----- Extracted information -----

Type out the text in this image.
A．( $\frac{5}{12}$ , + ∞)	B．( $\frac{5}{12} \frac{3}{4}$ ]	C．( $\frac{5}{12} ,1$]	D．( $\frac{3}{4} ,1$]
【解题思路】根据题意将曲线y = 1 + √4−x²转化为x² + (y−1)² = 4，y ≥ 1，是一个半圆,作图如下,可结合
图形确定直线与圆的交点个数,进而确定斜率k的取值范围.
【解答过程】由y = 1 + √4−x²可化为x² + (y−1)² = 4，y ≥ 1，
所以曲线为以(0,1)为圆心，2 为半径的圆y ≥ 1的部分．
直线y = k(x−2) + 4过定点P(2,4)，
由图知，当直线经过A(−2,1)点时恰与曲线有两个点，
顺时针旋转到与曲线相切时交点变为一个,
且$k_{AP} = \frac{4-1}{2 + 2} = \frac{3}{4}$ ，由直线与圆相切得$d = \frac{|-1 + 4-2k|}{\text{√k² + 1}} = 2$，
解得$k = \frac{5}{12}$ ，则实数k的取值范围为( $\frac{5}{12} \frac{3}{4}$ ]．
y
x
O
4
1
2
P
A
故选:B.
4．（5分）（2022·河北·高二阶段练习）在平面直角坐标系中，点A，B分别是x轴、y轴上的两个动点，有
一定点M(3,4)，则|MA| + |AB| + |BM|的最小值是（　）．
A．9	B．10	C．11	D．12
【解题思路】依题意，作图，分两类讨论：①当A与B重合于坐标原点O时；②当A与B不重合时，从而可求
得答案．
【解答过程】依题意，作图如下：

-----

Repeat the listing exactly, from its first line to its last.

Type out the text in this image.
A．( $\frac{5}{12}$ , + ∞)	B．( $\frac{5}{12} \frac{3}{4}$ ]	C．( $\frac{5}{12} ,1$]	D．( $\frac{3}{4} ,1$]
【解题思路】根据题意将曲线y = 1 + √4−x²转化为x² + (y−1)² = 4，y ≥ 1，是一个半圆,作图如下,可结合
图形确定直线与圆的交点个数,进而确定斜率k的取值范围.
【解答过程】由y = 1 + √4−x²可化为x² + (y−1)² = 4，y ≥ 1，
所以曲线为以(0,1)为圆心，2 为半径的圆y ≥ 1的部分．
直线y = k(x−2) + 4过定点P(2,4)，
由图知，当直线经过A(−2,1)点时恰与曲线有两个点，
顺时针旋转到与曲线相切时交点变为一个,
且$k_{AP} = \frac{4-1}{2 + 2} = \frac{3}{4}$ ，由直线与圆相切得$d = \frac{|-1 + 4-2k|}{\text{√k² + 1}} = 2$，
解得$k = \frac{5}{12}$ ，则实数k的取值范围为( $\frac{5}{12} \frac{3}{4}$ ]．
y
x
O
4
1
2
P
A
故选:B.
4．（5分）（2022·河北·高二阶段练习）在平面直角坐标系中，点A，B分别是x轴、y轴上的两个动点，有
一定点M(3,4)，则|MA| + |AB| + |BM|的最小值是（　）．
A．9	B．10	C．11	D．12
【解题思路】依题意，作图，分两类讨论：①当A与B重合于坐标原点O时；②当A与B不重合时，从而可求
得答案．
【解答过程】依题意，作图如下：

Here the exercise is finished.